Requirements:
Restate each of the lines given below, word for word.

══════════

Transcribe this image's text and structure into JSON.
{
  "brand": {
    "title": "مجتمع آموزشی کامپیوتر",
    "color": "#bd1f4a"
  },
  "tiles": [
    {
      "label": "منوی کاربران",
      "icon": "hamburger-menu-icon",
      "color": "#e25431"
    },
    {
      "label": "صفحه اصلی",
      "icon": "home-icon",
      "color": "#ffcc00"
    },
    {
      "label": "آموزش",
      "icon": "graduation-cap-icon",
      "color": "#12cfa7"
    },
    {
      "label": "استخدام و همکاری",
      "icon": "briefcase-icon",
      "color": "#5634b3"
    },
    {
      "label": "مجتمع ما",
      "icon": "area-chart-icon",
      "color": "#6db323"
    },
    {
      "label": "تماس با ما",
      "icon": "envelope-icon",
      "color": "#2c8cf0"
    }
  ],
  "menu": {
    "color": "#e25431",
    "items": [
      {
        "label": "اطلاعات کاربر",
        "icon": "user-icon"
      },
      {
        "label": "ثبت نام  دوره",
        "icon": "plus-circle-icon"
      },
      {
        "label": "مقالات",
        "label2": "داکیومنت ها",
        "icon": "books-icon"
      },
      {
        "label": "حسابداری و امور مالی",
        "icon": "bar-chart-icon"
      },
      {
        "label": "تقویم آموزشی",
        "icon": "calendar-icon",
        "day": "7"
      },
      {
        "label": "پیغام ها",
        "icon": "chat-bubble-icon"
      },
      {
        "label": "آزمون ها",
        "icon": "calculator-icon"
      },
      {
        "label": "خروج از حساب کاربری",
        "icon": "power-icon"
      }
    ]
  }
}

══════════

Solution to this exercise:
Transcribe this image's text and structure into JSON.
{
  "brand": {
    "title": "مجتمع آموزشی کامپیوتر",
    "color": "#bd1f4a"
  },
  "tiles": [
    {
      "label": "منوی کاربران",
      "icon": "hamburger-menu-icon",
      "color": "#e25431"
    },
    {
      "label": "صفحه اصلی",
      "icon": "home-icon",
      "color": "#ffcc00"
    },
    {
      "label": "آموزش",
      "icon": "graduation-cap-icon",
      "color": "#12cfa7"
    },
    {
      "label": "استخدام و همکاری",
      "icon": "briefcase-icon",
      "color": "#5634b3"
    },
    {
      "label": "مجتمع ما",
      "icon": "area-chart-icon",
      "color": "#6db323"
    },
    {
      "label": "تماس با ما",
      "icon": "envelope-icon",
      "color": "#2c8cf0"
    }
  ],
  "menu": {
    "color": "#e25431",
    "items": [
      {
        "label": "اطلاعات کاربر",
        "icon": "user-icon"
      },
      {
        "label": "ثبت نام  دوره",
        "icon": "plus-circle-icon"
      },
      {
        "label": "مقالات",
        "label2": "داکیومنت ها",
        "icon": "books-icon"
      },
      {
        "label": "حسابداری و امور مالی",
        "icon": "bar-chart-icon"
      },
      {
        "label": "تقویم آموزشی",
        "icon": "calendar-icon",
        "day": "7"
      },
      {
        "label": "پیغام ها",
        "icon": "chat-bubble-icon"
      },
      {
        "label": "آزمون ها",
        "icon": "calculator-icon"
      },
      {
        "label": "خروج از حساب کاربری",
        "icon": "power-icon"
      }
    ]
  }
}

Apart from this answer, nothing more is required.